Task directions:
Reproduce each of the lines word for word.

'''

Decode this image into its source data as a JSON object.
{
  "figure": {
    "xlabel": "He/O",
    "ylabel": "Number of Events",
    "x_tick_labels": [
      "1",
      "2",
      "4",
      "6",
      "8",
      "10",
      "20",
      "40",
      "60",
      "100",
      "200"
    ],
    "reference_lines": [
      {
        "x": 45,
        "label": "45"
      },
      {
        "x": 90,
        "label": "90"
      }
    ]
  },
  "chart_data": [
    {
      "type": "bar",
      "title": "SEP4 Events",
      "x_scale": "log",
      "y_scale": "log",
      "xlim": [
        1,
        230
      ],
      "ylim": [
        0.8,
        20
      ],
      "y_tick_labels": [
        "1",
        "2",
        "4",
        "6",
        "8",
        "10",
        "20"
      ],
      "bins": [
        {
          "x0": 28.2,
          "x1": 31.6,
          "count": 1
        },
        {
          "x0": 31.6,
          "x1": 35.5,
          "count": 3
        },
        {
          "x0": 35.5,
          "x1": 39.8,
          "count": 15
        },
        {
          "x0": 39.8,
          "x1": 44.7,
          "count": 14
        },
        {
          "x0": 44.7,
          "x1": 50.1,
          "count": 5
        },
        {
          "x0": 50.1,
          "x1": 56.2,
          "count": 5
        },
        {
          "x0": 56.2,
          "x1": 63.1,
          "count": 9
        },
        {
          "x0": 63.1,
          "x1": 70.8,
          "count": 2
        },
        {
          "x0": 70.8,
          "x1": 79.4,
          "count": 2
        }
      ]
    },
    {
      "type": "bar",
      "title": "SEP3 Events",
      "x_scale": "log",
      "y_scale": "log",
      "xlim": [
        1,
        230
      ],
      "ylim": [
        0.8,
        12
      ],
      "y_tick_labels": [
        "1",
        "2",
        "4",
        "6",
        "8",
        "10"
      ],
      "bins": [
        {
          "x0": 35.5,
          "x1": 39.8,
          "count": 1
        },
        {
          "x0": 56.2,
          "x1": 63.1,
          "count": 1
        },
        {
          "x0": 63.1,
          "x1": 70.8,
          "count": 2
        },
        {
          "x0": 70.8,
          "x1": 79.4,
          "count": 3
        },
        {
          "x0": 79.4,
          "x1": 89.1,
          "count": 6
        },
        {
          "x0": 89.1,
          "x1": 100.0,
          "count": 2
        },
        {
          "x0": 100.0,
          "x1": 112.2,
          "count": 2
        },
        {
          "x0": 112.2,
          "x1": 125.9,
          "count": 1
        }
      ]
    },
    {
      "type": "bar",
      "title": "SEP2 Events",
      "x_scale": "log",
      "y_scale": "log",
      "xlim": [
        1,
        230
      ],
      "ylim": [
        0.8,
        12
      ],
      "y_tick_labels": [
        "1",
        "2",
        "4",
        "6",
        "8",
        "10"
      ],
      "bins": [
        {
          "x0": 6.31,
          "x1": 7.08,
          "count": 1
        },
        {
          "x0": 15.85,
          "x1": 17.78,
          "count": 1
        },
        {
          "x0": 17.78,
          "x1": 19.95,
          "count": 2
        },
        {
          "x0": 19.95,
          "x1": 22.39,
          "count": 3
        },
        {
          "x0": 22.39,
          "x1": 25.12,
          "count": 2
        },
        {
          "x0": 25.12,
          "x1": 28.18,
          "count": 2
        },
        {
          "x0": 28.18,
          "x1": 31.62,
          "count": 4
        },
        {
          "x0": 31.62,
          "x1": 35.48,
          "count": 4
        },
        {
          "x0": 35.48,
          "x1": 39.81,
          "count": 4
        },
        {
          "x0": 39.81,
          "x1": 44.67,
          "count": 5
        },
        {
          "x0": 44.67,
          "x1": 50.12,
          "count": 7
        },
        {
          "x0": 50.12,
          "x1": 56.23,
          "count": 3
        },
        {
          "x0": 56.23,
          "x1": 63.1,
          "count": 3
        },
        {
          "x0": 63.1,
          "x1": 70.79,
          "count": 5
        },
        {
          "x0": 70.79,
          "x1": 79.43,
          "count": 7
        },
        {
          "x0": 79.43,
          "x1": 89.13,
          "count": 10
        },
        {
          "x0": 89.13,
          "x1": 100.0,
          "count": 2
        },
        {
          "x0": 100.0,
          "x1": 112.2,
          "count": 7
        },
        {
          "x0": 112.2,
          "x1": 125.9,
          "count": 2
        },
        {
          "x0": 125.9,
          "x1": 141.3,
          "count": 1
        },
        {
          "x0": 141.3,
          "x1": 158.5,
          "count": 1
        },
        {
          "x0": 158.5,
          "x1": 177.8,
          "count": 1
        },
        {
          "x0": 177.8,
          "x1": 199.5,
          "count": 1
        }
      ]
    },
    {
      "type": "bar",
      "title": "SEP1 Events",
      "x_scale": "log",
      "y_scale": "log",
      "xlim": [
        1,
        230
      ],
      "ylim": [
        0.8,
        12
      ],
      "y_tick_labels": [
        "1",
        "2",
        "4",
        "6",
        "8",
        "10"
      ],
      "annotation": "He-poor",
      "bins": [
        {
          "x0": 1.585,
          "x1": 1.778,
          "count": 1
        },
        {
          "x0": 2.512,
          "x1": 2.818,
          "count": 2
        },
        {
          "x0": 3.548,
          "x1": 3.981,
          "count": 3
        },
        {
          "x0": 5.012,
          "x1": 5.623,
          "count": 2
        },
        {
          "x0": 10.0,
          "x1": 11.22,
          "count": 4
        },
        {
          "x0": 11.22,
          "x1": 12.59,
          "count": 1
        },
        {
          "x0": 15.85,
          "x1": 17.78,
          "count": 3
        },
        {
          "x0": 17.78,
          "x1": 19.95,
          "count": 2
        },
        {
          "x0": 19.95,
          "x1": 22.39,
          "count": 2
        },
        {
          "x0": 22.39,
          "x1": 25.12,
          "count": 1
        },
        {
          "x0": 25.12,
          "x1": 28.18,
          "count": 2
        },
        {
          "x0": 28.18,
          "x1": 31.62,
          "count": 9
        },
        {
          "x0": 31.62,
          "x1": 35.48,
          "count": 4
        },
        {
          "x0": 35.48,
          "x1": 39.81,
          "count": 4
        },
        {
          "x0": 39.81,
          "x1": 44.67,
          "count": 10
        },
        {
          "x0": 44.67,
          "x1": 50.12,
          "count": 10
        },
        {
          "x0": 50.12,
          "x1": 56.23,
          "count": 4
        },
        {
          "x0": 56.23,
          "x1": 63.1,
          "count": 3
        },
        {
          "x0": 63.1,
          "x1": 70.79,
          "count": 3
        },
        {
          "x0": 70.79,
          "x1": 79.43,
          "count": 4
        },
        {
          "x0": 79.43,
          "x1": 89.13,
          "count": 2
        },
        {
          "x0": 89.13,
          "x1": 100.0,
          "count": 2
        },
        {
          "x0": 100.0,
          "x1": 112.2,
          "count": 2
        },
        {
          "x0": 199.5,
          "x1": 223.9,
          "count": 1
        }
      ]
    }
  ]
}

'''

Written reply:
Decode this image into its source data as a JSON object.
{
  "figure": {
    "xlabel": "He/O",
    "ylabel": "Number of Events",
    "x_tick_labels": [
      "1",
      "2",
      "4",
      "6",
      "8",
      "10",
      "20",
      "40",
      "60",
      "100",
      "200"
    ],
    "reference_lines": [
      {
        "x": 45,
        "label": "45"
      },
      {
        "x": 90,
        "label": "90"
      }
    ]
  },
  "chart_data": [
    {
      "type": "bar",
      "title": "SEP4 Events",
      "x_scale": "log",
      "y_scale": "log",
      "xlim": [
        1,
        230
      ],
      "ylim": [
        0.8,
        20
      ],
      "y_tick_labels": [
        "1",
        "2",
        "4",
        "6",
        "8",
        "10",
        "20"
      ],
      "bins": [
        {
          "x0": 28.2,
          "x1": 31.6,
          "count": 1
        },
        {
          "x0": 31.6,
          "x1": 35.5,
          "count": 3
        },
        {
          "x0": 35.5,
          "x1": 39.8,
          "count": 15
        },
        {
          "x0": 39.8,
          "x1": 44.7,
          "count": 14
        },
        {
          "x0": 44.7,
          "x1": 50.1,
          "count": 5
        },
        {
          "x0": 50.1,
          "x1": 56.2,
          "count": 5
        },
        {
          "x0": 56.2,
          "x1": 63.1,
          "count": 9
        },
        {
          "x0": 63.1,
          "x1": 70.8,
          "count": 2
        },
        {
          "x0": 70.8,
          "x1": 79.4,
          "count": 2
        }
      ]
    },
    {
      "type": "bar",
      "title": "SEP3 Events",
      "x_scale": "log",
      "y_scale": "log",
      "xlim": [
        1,
        230
      ],
      "ylim": [
        0.8,
        12
      ],
      "y_tick_labels": [
        "1",
        "2",
        "4",
        "6",
        "8",
        "10"
      ],
      "bins": [
        {
          "x0": 35.5,
          "x1": 39.8,
          "count": 1
        },
        {
          "x0": 56.2,
          "x1": 63.1,
          "count": 1
        },
        {
          "x0": 63.1,
          "x1": 70.8,
          "count": 2
        },
        {
          "x0": 70.8,
          "x1": 79.4,
          "count": 3
        },
        {
          "x0": 79.4,
          "x1": 89.1,
          "count": 6
        },
        {
          "x0": 89.1,
          "x1": 100.0,
          "count": 2
        },
        {
          "x0": 100.0,
          "x1": 112.2,
          "count": 2
        },
        {
          "x0": 112.2,
          "x1": 125.9,
          "count": 1
        }
      ]
    },
    {
      "type": "bar",
      "title": "SEP2 Events",
      "x_scale": "log",
      "y_scale": "log",
      "xlim": [
        1,
        230
      ],
      "ylim": [
        0.8,
        12
      ],
      "y_tick_labels": [
        "1",
        "2",
        "4",
        "6",
        "8",
        "10"
      ],
      "bins": [
        {
          "x0": 6.31,
          "x1": 7.08,
          "count": 1
        },
        {
          "x0": 15.85,
          "x1": 17.78,
          "count": 1
        },
        {
          "x0": 17.78,
          "x1": 19.95,
          "count": 2
        },
        {
          "x0": 19.95,
          "x1": 22.39,
          "count": 3
        },
        {
          "x0": 22.39,
          "x1": 25.12,
          "count": 2
        },
        {
          "x0": 25.12,
          "x1": 28.18,
          "count": 2
        },
        {
          "x0": 28.18,
          "x1": 31.62,
          "count": 4
        },
        {
          "x0": 31.62,
          "x1": 35.48,
          "count": 4
        },
        {
          "x0": 35.48,
          "x1": 39.81,
          "count": 4
        },
        {
          "x0": 39.81,
          "x1": 44.67,
          "count": 5
        },
        {
          "x0": 44.67,
          "x1": 50.12,
          "count": 7
        },
        {
          "x0": 50.12,
          "x1": 56.23,
          "count": 3
        },
        {
          "x0": 56.23,
          "x1": 63.1,
          "count": 3
        },
        {
          "x0": 63.1,
          "x1": 70.79,
          "count": 5
        },
        {
          "x0": 70.79,
          "x1": 79.43,
          "count": 7
        },
        {
          "x0": 79.43,
          "x1": 89.13,
          "count": 10
        },
        {
          "x0": 89.13,
          "x1": 100.0,
          "count": 2
        },
        {
          "x0": 100.0,
          "x1": 112.2,
          "count": 7
        },
        {
          "x0": 112.2,
          "x1": 125.9,
          "count": 2
        },
        {
          "x0": 125.9,
          "x1": 141.3,
          "count": 1
        },
        {
          "x0": 141.3,
          "x1": 158.5,
          "count": 1
        },
        {
          "x0": 158.5,
          "x1": 177.8,
          "count": 1
        },
        {
          "x0": 177.8,
          "x1": 199.5,
          "count": 1
        }
      ]
    },
    {
      "type": "bar",
      "title": "SEP1 Events",
      "x_scale": "log",
      "y_scale": "log",
      "xlim": [
        1,
        230
      ],
      "ylim": [
        0.8,
        12
      ],
      "y_tick_labels": [
        "1",
        "2",
        "4",
        "6",
        "8",
        "10"
      ],
      "annotation": "He-poor",
      "bins": [
        {
          "x0": 1.585,
          "x1": 1.778,
          "count": 1
        },
        {
          "x0": 2.512,
          "x1": 2.818,
          "count": 2
        },
        {
          "x0": 3.548,
          "x1": 3.981,
          "count": 3
        },
        {
          "x0": 5.012,
          "x1": 5.623,
          "count": 2
        },
        {
          "x0": 10.0,
          "x1": 11.22,
          "count": 4
        },
        {
          "x0": 11.22,
          "x1": 12.59,
          "count": 1
        },
        {
          "x0": 15.85,
          "x1": 17.78,
          "count": 3
        },
        {
          "x0": 17.78,
          "x1": 19.95,
          "count": 2
        },
        {
          "x0": 19.95,
          "x1": 22.39,
          "count": 2
        },
        {
          "x0": 22.39,
          "x1": 25.12,
          "count": 1
        },
        {
          "x0": 25.12,
          "x1": 28.18,
          "count": 2
        },
        {
          "x0": 28.18,
          "x1": 31.62,
          "count": 9
        },
        {
          "x0": 31.62,
          "x1": 35.48,
          "count": 4
        },
        {
          "x0": 35.48,
          "x1": 39.81,
          "count": 4
        },
        {
          "x0": 39.81,
          "x1": 44.67,
          "count": 10
        },
        {
          "x0": 44.67,
          "x1": 50.12,
          "count": 10
        },
        {
          "x0": 50.12,
          "x1": 56.23,
          "count": 4
        },
        {
          "x0": 56.23,
          "x1": 63.1,
          "count": 3
        },
        {
          "x0": 63.1,
          "x1": 70.79,
          "count": 3
        },
        {
          "x0": 70.79,
          "x1": 79.43,
          "count": 4
        },
        {
          "x0": 79.43,
          "x1": 89.13,
          "count": 2
        },
        {
          "x0": 89.13,
          "x1": 100.0,
          "count": 2
        },
        {
          "x0": 100.0,
          "x1": 112.2,
          "count": 2
        },
        {
          "x0": 199.5,
          "x1": 223.9,
          "count": 1
        }
      ]
    }
  ]
}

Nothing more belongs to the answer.